**STATED PROBLEM:** Work through the listing below and count the lines that hold "difference". Answer with the number alone.

# # # # #

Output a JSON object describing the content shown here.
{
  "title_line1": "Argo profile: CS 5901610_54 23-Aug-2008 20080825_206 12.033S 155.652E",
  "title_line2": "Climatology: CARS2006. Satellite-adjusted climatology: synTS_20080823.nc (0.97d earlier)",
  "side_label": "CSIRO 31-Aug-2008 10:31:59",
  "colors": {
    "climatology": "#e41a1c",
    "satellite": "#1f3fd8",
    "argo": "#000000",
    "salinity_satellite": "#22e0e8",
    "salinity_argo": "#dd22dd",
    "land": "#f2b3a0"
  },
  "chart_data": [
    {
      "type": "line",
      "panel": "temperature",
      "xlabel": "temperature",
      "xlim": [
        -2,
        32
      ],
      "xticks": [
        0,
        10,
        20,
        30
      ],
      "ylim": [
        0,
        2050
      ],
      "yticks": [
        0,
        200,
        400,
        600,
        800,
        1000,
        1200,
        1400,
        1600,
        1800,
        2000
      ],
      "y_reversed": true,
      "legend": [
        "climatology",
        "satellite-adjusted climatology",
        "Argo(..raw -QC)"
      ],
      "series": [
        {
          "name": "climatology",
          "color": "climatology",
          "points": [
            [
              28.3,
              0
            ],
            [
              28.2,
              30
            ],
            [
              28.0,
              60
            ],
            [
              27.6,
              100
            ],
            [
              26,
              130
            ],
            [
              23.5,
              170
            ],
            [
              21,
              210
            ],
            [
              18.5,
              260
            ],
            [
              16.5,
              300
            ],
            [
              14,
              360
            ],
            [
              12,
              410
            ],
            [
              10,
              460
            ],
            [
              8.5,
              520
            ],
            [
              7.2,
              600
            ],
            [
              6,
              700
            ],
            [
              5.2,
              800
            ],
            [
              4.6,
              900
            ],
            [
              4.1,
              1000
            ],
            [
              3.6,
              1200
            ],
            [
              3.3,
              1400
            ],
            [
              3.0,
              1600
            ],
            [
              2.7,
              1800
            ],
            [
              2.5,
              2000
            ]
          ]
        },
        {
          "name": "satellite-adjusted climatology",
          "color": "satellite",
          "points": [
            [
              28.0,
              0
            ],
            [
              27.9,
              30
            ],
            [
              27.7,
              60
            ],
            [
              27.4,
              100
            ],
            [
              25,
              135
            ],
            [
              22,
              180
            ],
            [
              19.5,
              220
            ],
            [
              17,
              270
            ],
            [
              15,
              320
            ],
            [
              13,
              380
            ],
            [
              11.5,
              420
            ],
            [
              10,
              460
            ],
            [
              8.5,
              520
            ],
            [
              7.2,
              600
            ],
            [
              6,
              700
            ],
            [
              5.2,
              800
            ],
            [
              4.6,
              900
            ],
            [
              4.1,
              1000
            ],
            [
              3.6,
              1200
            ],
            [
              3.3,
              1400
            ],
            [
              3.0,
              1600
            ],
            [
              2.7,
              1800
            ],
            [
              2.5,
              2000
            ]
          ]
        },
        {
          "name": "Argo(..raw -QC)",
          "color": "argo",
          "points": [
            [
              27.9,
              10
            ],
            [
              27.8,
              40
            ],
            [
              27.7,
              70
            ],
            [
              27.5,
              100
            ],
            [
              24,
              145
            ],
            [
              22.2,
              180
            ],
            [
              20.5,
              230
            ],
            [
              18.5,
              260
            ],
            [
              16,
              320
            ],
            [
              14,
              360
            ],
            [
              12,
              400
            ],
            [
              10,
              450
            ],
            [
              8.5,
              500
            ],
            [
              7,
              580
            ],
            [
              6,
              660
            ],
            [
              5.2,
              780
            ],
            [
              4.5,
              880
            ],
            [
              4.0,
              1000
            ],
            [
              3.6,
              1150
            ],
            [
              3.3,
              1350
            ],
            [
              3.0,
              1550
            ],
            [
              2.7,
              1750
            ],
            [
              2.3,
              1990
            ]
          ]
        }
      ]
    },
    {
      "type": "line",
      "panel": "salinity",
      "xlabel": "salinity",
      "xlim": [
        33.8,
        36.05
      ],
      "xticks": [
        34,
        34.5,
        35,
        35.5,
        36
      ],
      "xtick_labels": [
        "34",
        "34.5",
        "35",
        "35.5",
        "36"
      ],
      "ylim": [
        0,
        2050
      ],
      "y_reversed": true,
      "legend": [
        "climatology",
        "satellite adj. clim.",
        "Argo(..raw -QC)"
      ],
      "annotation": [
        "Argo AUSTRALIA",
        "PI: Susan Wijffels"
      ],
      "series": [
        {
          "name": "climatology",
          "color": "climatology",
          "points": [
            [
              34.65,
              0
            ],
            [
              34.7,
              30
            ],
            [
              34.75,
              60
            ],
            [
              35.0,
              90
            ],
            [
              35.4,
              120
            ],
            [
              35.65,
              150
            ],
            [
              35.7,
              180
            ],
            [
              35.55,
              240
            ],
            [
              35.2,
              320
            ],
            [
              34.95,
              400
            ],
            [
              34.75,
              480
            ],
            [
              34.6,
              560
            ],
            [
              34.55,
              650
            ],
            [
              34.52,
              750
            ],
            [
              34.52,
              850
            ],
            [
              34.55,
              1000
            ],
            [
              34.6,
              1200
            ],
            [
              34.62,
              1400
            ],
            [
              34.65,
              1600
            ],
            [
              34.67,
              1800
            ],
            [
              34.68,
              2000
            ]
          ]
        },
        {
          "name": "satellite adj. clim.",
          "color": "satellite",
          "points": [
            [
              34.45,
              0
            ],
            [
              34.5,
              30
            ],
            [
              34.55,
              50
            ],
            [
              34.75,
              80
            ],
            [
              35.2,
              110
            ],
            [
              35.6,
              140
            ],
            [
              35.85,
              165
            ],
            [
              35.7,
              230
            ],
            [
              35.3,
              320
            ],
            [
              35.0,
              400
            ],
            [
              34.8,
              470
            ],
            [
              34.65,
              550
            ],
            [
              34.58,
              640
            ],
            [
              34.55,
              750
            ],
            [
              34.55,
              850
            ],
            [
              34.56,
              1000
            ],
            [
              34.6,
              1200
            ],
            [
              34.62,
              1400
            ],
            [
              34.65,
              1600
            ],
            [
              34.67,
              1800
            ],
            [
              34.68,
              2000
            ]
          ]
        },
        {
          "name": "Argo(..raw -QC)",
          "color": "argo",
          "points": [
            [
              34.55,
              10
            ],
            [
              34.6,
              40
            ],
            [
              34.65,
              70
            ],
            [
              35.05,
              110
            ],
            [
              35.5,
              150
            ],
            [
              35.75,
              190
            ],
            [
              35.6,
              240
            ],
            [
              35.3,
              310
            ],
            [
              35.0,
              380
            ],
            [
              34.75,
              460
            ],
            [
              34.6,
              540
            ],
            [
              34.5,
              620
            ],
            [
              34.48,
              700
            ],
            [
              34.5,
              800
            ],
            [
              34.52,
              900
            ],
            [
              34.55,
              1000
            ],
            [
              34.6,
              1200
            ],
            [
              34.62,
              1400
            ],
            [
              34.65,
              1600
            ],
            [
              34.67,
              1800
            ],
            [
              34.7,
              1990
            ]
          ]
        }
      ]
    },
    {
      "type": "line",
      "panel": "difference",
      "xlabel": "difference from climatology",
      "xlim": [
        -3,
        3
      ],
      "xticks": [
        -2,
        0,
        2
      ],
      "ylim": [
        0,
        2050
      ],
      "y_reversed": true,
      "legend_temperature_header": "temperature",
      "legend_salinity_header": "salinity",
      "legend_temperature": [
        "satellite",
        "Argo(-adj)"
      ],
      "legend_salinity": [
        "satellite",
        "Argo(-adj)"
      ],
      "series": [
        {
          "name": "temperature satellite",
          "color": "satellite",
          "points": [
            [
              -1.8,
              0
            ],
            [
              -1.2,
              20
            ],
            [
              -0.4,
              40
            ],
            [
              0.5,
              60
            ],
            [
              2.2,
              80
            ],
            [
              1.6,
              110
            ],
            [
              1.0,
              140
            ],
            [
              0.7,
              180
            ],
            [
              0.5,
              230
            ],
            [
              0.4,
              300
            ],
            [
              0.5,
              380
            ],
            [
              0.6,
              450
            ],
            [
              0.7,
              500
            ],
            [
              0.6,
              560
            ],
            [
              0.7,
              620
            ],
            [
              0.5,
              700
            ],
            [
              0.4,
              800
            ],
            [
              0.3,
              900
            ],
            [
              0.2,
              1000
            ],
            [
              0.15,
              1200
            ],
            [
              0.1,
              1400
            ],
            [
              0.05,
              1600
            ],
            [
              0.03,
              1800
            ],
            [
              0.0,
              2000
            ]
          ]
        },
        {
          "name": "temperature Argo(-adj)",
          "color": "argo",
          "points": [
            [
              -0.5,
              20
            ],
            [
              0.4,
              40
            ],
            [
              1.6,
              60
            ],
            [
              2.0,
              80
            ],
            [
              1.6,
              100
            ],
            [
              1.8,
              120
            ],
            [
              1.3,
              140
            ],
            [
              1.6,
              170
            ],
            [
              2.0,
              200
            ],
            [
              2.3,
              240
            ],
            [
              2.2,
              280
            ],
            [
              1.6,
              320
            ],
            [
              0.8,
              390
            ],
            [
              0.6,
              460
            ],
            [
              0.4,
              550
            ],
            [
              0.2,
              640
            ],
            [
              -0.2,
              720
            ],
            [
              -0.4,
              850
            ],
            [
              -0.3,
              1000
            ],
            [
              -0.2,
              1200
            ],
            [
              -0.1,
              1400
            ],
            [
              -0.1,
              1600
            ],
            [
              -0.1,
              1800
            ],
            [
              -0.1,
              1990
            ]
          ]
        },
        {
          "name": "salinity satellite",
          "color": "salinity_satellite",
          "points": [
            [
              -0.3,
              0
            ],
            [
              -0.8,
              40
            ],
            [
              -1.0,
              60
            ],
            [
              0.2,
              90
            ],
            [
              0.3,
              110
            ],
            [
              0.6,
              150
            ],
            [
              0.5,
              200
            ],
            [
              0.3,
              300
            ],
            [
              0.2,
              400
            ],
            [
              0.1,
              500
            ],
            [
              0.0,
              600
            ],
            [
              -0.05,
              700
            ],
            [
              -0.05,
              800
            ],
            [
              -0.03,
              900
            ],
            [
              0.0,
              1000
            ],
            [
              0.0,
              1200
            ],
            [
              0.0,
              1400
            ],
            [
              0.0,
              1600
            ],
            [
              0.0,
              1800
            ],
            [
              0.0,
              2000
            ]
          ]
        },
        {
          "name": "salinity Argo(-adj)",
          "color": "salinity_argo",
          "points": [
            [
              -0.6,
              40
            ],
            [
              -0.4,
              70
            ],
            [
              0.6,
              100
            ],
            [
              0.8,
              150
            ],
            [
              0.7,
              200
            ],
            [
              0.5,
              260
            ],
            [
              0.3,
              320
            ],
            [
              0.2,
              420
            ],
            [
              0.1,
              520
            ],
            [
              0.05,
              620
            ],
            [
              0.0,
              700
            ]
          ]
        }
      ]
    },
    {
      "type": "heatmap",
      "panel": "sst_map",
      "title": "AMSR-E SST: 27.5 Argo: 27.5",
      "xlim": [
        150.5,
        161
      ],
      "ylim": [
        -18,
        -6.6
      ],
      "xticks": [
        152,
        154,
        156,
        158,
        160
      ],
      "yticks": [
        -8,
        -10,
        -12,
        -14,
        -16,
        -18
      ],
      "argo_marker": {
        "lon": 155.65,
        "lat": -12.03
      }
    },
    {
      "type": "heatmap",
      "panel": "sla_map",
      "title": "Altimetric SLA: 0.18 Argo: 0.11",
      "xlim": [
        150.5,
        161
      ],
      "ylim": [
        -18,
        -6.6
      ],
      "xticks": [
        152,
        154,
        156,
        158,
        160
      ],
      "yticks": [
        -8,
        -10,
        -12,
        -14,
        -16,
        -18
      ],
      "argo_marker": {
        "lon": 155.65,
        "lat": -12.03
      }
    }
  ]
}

# # # # #

**OUTPUT BELOW:** 2